Pick out each line with the word "xlabel" from the material that follows.

(Dataset rows about figures)
* * *
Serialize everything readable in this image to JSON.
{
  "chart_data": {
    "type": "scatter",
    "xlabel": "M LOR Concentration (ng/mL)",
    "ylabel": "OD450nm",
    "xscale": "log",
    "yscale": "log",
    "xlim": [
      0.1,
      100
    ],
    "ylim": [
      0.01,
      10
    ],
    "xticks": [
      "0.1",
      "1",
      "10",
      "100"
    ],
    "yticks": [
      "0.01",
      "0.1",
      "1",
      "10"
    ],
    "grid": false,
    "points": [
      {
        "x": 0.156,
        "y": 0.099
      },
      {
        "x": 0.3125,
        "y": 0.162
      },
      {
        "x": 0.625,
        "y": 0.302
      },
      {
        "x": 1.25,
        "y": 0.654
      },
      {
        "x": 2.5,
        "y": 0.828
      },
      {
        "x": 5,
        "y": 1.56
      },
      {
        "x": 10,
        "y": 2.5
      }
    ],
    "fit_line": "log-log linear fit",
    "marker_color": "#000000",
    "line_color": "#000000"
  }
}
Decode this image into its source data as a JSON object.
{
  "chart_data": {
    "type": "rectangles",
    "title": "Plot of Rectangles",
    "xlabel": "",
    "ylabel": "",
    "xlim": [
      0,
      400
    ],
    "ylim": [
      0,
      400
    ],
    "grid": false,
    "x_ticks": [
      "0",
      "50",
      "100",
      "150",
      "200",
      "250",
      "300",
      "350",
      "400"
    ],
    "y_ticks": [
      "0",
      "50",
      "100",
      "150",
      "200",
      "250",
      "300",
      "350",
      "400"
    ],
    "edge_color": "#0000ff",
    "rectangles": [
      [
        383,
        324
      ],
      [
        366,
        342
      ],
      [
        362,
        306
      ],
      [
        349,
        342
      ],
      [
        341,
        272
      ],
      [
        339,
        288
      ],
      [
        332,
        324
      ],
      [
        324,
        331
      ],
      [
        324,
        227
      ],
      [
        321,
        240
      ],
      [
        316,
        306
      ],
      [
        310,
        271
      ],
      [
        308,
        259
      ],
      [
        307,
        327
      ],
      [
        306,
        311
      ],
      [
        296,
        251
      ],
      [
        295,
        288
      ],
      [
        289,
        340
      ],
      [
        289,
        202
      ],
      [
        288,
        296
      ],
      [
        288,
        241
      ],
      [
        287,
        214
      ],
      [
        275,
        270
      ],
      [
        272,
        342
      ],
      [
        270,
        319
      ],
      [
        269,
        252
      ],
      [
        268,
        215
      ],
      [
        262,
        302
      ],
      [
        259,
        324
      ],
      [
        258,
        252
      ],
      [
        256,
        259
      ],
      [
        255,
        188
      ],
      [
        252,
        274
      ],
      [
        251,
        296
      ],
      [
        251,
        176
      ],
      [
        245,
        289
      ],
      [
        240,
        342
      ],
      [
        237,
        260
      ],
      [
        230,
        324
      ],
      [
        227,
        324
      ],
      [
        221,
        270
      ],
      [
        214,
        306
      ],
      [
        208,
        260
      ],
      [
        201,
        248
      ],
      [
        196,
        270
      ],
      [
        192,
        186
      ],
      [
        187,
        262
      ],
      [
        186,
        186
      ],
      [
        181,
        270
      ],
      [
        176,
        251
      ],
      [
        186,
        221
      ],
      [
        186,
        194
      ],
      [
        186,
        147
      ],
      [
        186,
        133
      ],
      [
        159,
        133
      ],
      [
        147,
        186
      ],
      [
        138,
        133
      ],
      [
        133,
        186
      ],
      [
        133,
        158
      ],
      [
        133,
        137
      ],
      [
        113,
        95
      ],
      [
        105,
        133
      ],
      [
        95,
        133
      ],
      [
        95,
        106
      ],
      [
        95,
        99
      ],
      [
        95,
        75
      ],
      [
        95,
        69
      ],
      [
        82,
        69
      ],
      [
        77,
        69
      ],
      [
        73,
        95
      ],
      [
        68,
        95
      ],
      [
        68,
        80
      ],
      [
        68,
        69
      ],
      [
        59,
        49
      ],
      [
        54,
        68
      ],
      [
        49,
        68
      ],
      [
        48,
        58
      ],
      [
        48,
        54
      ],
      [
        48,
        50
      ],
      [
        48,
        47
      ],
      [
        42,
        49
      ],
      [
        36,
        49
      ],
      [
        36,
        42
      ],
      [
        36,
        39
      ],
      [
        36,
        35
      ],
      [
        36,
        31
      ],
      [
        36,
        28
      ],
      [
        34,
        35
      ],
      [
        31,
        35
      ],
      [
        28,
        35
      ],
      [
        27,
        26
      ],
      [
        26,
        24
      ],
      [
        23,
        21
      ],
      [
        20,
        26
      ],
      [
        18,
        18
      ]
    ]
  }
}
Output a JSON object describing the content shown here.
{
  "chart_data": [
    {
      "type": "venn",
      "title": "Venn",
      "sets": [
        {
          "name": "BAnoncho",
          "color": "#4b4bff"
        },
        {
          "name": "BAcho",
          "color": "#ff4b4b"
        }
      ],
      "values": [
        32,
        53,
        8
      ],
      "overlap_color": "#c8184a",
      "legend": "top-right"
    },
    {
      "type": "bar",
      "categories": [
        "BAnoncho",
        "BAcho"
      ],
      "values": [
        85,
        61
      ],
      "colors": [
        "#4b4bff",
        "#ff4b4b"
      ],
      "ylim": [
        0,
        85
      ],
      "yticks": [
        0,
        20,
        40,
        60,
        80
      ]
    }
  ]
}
* * *
- ANSWER TO THE PROBLEM -
    "xlabel": "M LOR Concentration (ng/mL)",
    "xlabel": "",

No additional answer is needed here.